The exercise:
Transcribe the material word for word, but without the images.
******************************
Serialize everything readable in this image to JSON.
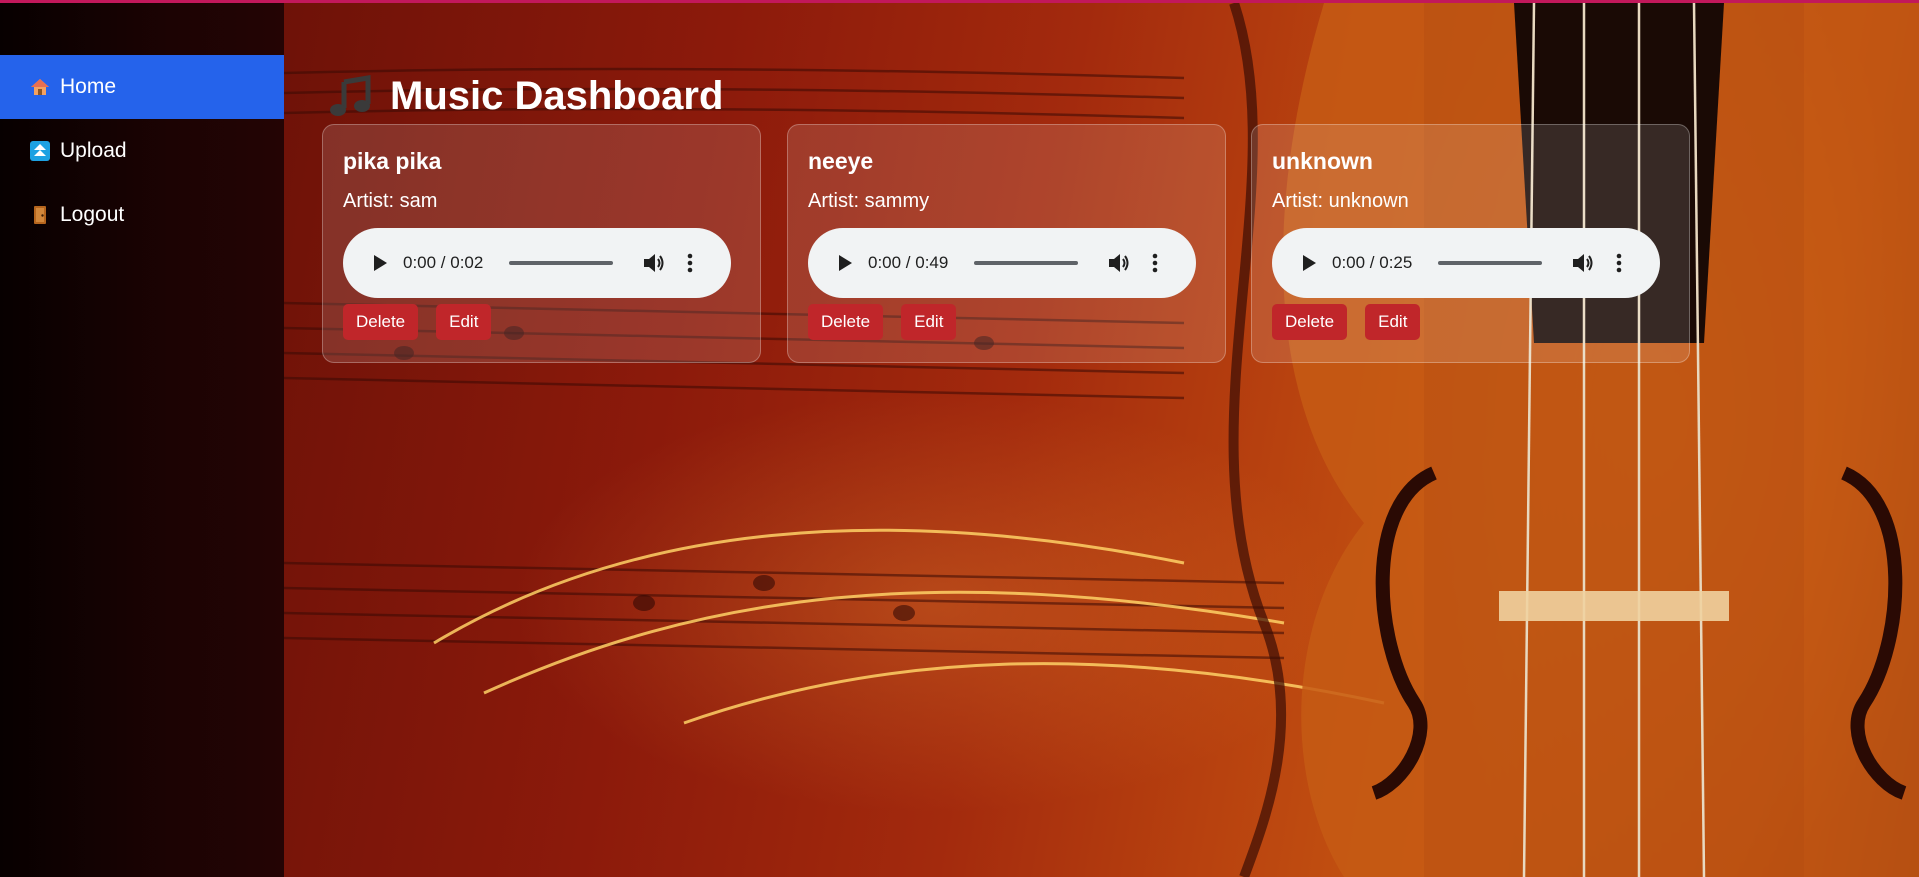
{
  "app": {
    "title": "Music Dashboard"
  },
  "colors": {
    "accent": "#2563eb",
    "danger_button": "#c0262a",
    "top_border": "#c2185b"
  },
  "sidebar": {
    "items": [
      {
        "label": "Home",
        "icon": "house-icon",
        "active": true
      },
      {
        "label": "Upload",
        "icon": "upload-icon",
        "active": false
      },
      {
        "label": "Logout",
        "icon": "door-icon",
        "active": false
      }
    ]
  },
  "songs": [
    {
      "title": "pika pika",
      "artist": "Artist: sam",
      "time": "0:00 / 0:02",
      "delete_label": "Delete",
      "edit_label": "Edit"
    },
    {
      "title": "neeye",
      "artist": "Artist: sammy",
      "time": "0:00 / 0:49",
      "delete_label": "Delete",
      "edit_label": "Edit"
    },
    {
      "title": "unknown",
      "artist": "Artist: unknown",
      "time": "0:00 / 0:25",
      "delete_label": "Delete",
      "edit_label": "Edit"
    }
  ]
}
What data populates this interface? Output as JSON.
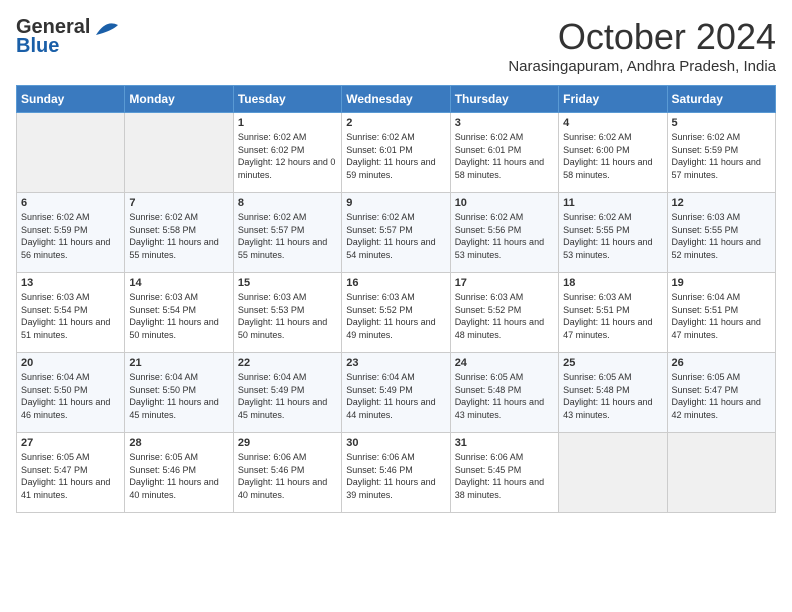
{
  "logo": {
    "line1": "General",
    "line2": "Blue"
  },
  "title": "October 2024",
  "location": "Narasingapuram, Andhra Pradesh, India",
  "weekdays": [
    "Sunday",
    "Monday",
    "Tuesday",
    "Wednesday",
    "Thursday",
    "Friday",
    "Saturday"
  ],
  "weeks": [
    [
      {
        "day": "",
        "empty": true
      },
      {
        "day": "",
        "empty": true
      },
      {
        "day": "1",
        "sunrise": "Sunrise: 6:02 AM",
        "sunset": "Sunset: 6:02 PM",
        "daylight": "Daylight: 12 hours and 0 minutes."
      },
      {
        "day": "2",
        "sunrise": "Sunrise: 6:02 AM",
        "sunset": "Sunset: 6:01 PM",
        "daylight": "Daylight: 11 hours and 59 minutes."
      },
      {
        "day": "3",
        "sunrise": "Sunrise: 6:02 AM",
        "sunset": "Sunset: 6:01 PM",
        "daylight": "Daylight: 11 hours and 58 minutes."
      },
      {
        "day": "4",
        "sunrise": "Sunrise: 6:02 AM",
        "sunset": "Sunset: 6:00 PM",
        "daylight": "Daylight: 11 hours and 58 minutes."
      },
      {
        "day": "5",
        "sunrise": "Sunrise: 6:02 AM",
        "sunset": "Sunset: 5:59 PM",
        "daylight": "Daylight: 11 hours and 57 minutes."
      }
    ],
    [
      {
        "day": "6",
        "sunrise": "Sunrise: 6:02 AM",
        "sunset": "Sunset: 5:59 PM",
        "daylight": "Daylight: 11 hours and 56 minutes."
      },
      {
        "day": "7",
        "sunrise": "Sunrise: 6:02 AM",
        "sunset": "Sunset: 5:58 PM",
        "daylight": "Daylight: 11 hours and 55 minutes."
      },
      {
        "day": "8",
        "sunrise": "Sunrise: 6:02 AM",
        "sunset": "Sunset: 5:57 PM",
        "daylight": "Daylight: 11 hours and 55 minutes."
      },
      {
        "day": "9",
        "sunrise": "Sunrise: 6:02 AM",
        "sunset": "Sunset: 5:57 PM",
        "daylight": "Daylight: 11 hours and 54 minutes."
      },
      {
        "day": "10",
        "sunrise": "Sunrise: 6:02 AM",
        "sunset": "Sunset: 5:56 PM",
        "daylight": "Daylight: 11 hours and 53 minutes."
      },
      {
        "day": "11",
        "sunrise": "Sunrise: 6:02 AM",
        "sunset": "Sunset: 5:55 PM",
        "daylight": "Daylight: 11 hours and 53 minutes."
      },
      {
        "day": "12",
        "sunrise": "Sunrise: 6:03 AM",
        "sunset": "Sunset: 5:55 PM",
        "daylight": "Daylight: 11 hours and 52 minutes."
      }
    ],
    [
      {
        "day": "13",
        "sunrise": "Sunrise: 6:03 AM",
        "sunset": "Sunset: 5:54 PM",
        "daylight": "Daylight: 11 hours and 51 minutes."
      },
      {
        "day": "14",
        "sunrise": "Sunrise: 6:03 AM",
        "sunset": "Sunset: 5:54 PM",
        "daylight": "Daylight: 11 hours and 50 minutes."
      },
      {
        "day": "15",
        "sunrise": "Sunrise: 6:03 AM",
        "sunset": "Sunset: 5:53 PM",
        "daylight": "Daylight: 11 hours and 50 minutes."
      },
      {
        "day": "16",
        "sunrise": "Sunrise: 6:03 AM",
        "sunset": "Sunset: 5:52 PM",
        "daylight": "Daylight: 11 hours and 49 minutes."
      },
      {
        "day": "17",
        "sunrise": "Sunrise: 6:03 AM",
        "sunset": "Sunset: 5:52 PM",
        "daylight": "Daylight: 11 hours and 48 minutes."
      },
      {
        "day": "18",
        "sunrise": "Sunrise: 6:03 AM",
        "sunset": "Sunset: 5:51 PM",
        "daylight": "Daylight: 11 hours and 47 minutes."
      },
      {
        "day": "19",
        "sunrise": "Sunrise: 6:04 AM",
        "sunset": "Sunset: 5:51 PM",
        "daylight": "Daylight: 11 hours and 47 minutes."
      }
    ],
    [
      {
        "day": "20",
        "sunrise": "Sunrise: 6:04 AM",
        "sunset": "Sunset: 5:50 PM",
        "daylight": "Daylight: 11 hours and 46 minutes."
      },
      {
        "day": "21",
        "sunrise": "Sunrise: 6:04 AM",
        "sunset": "Sunset: 5:50 PM",
        "daylight": "Daylight: 11 hours and 45 minutes."
      },
      {
        "day": "22",
        "sunrise": "Sunrise: 6:04 AM",
        "sunset": "Sunset: 5:49 PM",
        "daylight": "Daylight: 11 hours and 45 minutes."
      },
      {
        "day": "23",
        "sunrise": "Sunrise: 6:04 AM",
        "sunset": "Sunset: 5:49 PM",
        "daylight": "Daylight: 11 hours and 44 minutes."
      },
      {
        "day": "24",
        "sunrise": "Sunrise: 6:05 AM",
        "sunset": "Sunset: 5:48 PM",
        "daylight": "Daylight: 11 hours and 43 minutes."
      },
      {
        "day": "25",
        "sunrise": "Sunrise: 6:05 AM",
        "sunset": "Sunset: 5:48 PM",
        "daylight": "Daylight: 11 hours and 43 minutes."
      },
      {
        "day": "26",
        "sunrise": "Sunrise: 6:05 AM",
        "sunset": "Sunset: 5:47 PM",
        "daylight": "Daylight: 11 hours and 42 minutes."
      }
    ],
    [
      {
        "day": "27",
        "sunrise": "Sunrise: 6:05 AM",
        "sunset": "Sunset: 5:47 PM",
        "daylight": "Daylight: 11 hours and 41 minutes."
      },
      {
        "day": "28",
        "sunrise": "Sunrise: 6:05 AM",
        "sunset": "Sunset: 5:46 PM",
        "daylight": "Daylight: 11 hours and 40 minutes."
      },
      {
        "day": "29",
        "sunrise": "Sunrise: 6:06 AM",
        "sunset": "Sunset: 5:46 PM",
        "daylight": "Daylight: 11 hours and 40 minutes."
      },
      {
        "day": "30",
        "sunrise": "Sunrise: 6:06 AM",
        "sunset": "Sunset: 5:46 PM",
        "daylight": "Daylight: 11 hours and 39 minutes."
      },
      {
        "day": "31",
        "sunrise": "Sunrise: 6:06 AM",
        "sunset": "Sunset: 5:45 PM",
        "daylight": "Daylight: 11 hours and 38 minutes."
      },
      {
        "day": "",
        "empty": true
      },
      {
        "day": "",
        "empty": true
      }
    ]
  ]
}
******************************
Answer in full:
Serialize everything readable in this image to JSON.
{
  "app": {
    "title": "Music Dashboard"
  },
  "colors": {
    "accent": "#2563eb",
    "danger_button": "#c0262a",
    "top_border": "#c2185b"
  },
  "sidebar": {
    "items": [
      {
        "label": "Home",
        "icon": "house-icon",
        "active": true
      },
      {
        "label": "Upload",
        "icon": "upload-icon",
        "active": false
      },
      {
        "label": "Logout",
        "icon": "door-icon",
        "active": false
      }
    ]
  },
  "songs": [
    {
      "title": "pika pika",
      "artist": "Artist: sam",
      "time": "0:00 / 0:02",
      "delete_label": "Delete",
      "edit_label": "Edit"
    },
    {
      "title": "neeye",
      "artist": "Artist: sammy",
      "time": "0:00 / 0:49",
      "delete_label": "Delete",
      "edit_label": "Edit"
    },
    {
      "title": "unknown",
      "artist": "Artist: unknown",
      "time": "0:00 / 0:25",
      "delete_label": "Delete",
      "edit_label": "Edit"
    }
  ]
}
What data populates this interface? Output as JSON.
{
  "logo": {
    "line1": "General",
    "line2": "Blue"
  },
  "title": "October 2024",
  "location": "Narasingapuram, Andhra Pradesh, India",
  "weekdays": [
    "Sunday",
    "Monday",
    "Tuesday",
    "Wednesday",
    "Thursday",
    "Friday",
    "Saturday"
  ],
  "weeks": [
    [
      {
        "day": "",
        "empty": true
      },
      {
        "day": "",
        "empty": true
      },
      {
        "day": "1",
        "sunrise": "Sunrise: 6:02 AM",
        "sunset": "Sunset: 6:02 PM",
        "daylight": "Daylight: 12 hours and 0 minutes."
      },
      {
        "day": "2",
        "sunrise": "Sunrise: 6:02 AM",
        "sunset": "Sunset: 6:01 PM",
        "daylight": "Daylight: 11 hours and 59 minutes."
      },
      {
        "day": "3",
        "sunrise": "Sunrise: 6:02 AM",
        "sunset": "Sunset: 6:01 PM",
        "daylight": "Daylight: 11 hours and 58 minutes."
      },
      {
        "day": "4",
        "sunrise": "Sunrise: 6:02 AM",
        "sunset": "Sunset: 6:00 PM",
        "daylight": "Daylight: 11 hours and 58 minutes."
      },
      {
        "day": "5",
        "sunrise": "Sunrise: 6:02 AM",
        "sunset": "Sunset: 5:59 PM",
        "daylight": "Daylight: 11 hours and 57 minutes."
      }
    ],
    [
      {
        "day": "6",
        "sunrise": "Sunrise: 6:02 AM",
        "sunset": "Sunset: 5:59 PM",
        "daylight": "Daylight: 11 hours and 56 minutes."
      },
      {
        "day": "7",
        "sunrise": "Sunrise: 6:02 AM",
        "sunset": "Sunset: 5:58 PM",
        "daylight": "Daylight: 11 hours and 55 minutes."
      },
      {
        "day": "8",
        "sunrise": "Sunrise: 6:02 AM",
        "sunset": "Sunset: 5:57 PM",
        "daylight": "Daylight: 11 hours and 55 minutes."
      },
      {
        "day": "9",
        "sunrise": "Sunrise: 6:02 AM",
        "sunset": "Sunset: 5:57 PM",
        "daylight": "Daylight: 11 hours and 54 minutes."
      },
      {
        "day": "10",
        "sunrise": "Sunrise: 6:02 AM",
        "sunset": "Sunset: 5:56 PM",
        "daylight": "Daylight: 11 hours and 53 minutes."
      },
      {
        "day": "11",
        "sunrise": "Sunrise: 6:02 AM",
        "sunset": "Sunset: 5:55 PM",
        "daylight": "Daylight: 11 hours and 53 minutes."
      },
      {
        "day": "12",
        "sunrise": "Sunrise: 6:03 AM",
        "sunset": "Sunset: 5:55 PM",
        "daylight": "Daylight: 11 hours and 52 minutes."
      }
    ],
    [
      {
        "day": "13",
        "sunrise": "Sunrise: 6:03 AM",
        "sunset": "Sunset: 5:54 PM",
        "daylight": "Daylight: 11 hours and 51 minutes."
      },
      {
        "day": "14",
        "sunrise": "Sunrise: 6:03 AM",
        "sunset": "Sunset: 5:54 PM",
        "daylight": "Daylight: 11 hours and 50 minutes."
      },
      {
        "day": "15",
        "sunrise": "Sunrise: 6:03 AM",
        "sunset": "Sunset: 5:53 PM",
        "daylight": "Daylight: 11 hours and 50 minutes."
      },
      {
        "day": "16",
        "sunrise": "Sunrise: 6:03 AM",
        "sunset": "Sunset: 5:52 PM",
        "daylight": "Daylight: 11 hours and 49 minutes."
      },
      {
        "day": "17",
        "sunrise": "Sunrise: 6:03 AM",
        "sunset": "Sunset: 5:52 PM",
        "daylight": "Daylight: 11 hours and 48 minutes."
      },
      {
        "day": "18",
        "sunrise": "Sunrise: 6:03 AM",
        "sunset": "Sunset: 5:51 PM",
        "daylight": "Daylight: 11 hours and 47 minutes."
      },
      {
        "day": "19",
        "sunrise": "Sunrise: 6:04 AM",
        "sunset": "Sunset: 5:51 PM",
        "daylight": "Daylight: 11 hours and 47 minutes."
      }
    ],
    [
      {
        "day": "20",
        "sunrise": "Sunrise: 6:04 AM",
        "sunset": "Sunset: 5:50 PM",
        "daylight": "Daylight: 11 hours and 46 minutes."
      },
      {
        "day": "21",
        "sunrise": "Sunrise: 6:04 AM",
        "sunset": "Sunset: 5:50 PM",
        "daylight": "Daylight: 11 hours and 45 minutes."
      },
      {
        "day": "22",
        "sunrise": "Sunrise: 6:04 AM",
        "sunset": "Sunset: 5:49 PM",
        "daylight": "Daylight: 11 hours and 45 minutes."
      },
      {
        "day": "23",
        "sunrise": "Sunrise: 6:04 AM",
        "sunset": "Sunset: 5:49 PM",
        "daylight": "Daylight: 11 hours and 44 minutes."
      },
      {
        "day": "24",
        "sunrise": "Sunrise: 6:05 AM",
        "sunset": "Sunset: 5:48 PM",
        "daylight": "Daylight: 11 hours and 43 minutes."
      },
      {
        "day": "25",
        "sunrise": "Sunrise: 6:05 AM",
        "sunset": "Sunset: 5:48 PM",
        "daylight": "Daylight: 11 hours and 43 minutes."
      },
      {
        "day": "26",
        "sunrise": "Sunrise: 6:05 AM",
        "sunset": "Sunset: 5:47 PM",
        "daylight": "Daylight: 11 hours and 42 minutes."
      }
    ],
    [
      {
        "day": "27",
        "sunrise": "Sunrise: 6:05 AM",
        "sunset": "Sunset: 5:47 PM",
        "daylight": "Daylight: 11 hours and 41 minutes."
      },
      {
        "day": "28",
        "sunrise": "Sunrise: 6:05 AM",
        "sunset": "Sunset: 5:46 PM",
        "daylight": "Daylight: 11 hours and 40 minutes."
      },
      {
        "day": "29",
        "sunrise": "Sunrise: 6:06 AM",
        "sunset": "Sunset: 5:46 PM",
        "daylight": "Daylight: 11 hours and 40 minutes."
      },
      {
        "day": "30",
        "sunrise": "Sunrise: 6:06 AM",
        "sunset": "Sunset: 5:46 PM",
        "daylight": "Daylight: 11 hours and 39 minutes."
      },
      {
        "day": "31",
        "sunrise": "Sunrise: 6:06 AM",
        "sunset": "Sunset: 5:45 PM",
        "daylight": "Daylight: 11 hours and 38 minutes."
      },
      {
        "day": "",
        "empty": true
      },
      {
        "day": "",
        "empty": true
      }
    ]
  ]
}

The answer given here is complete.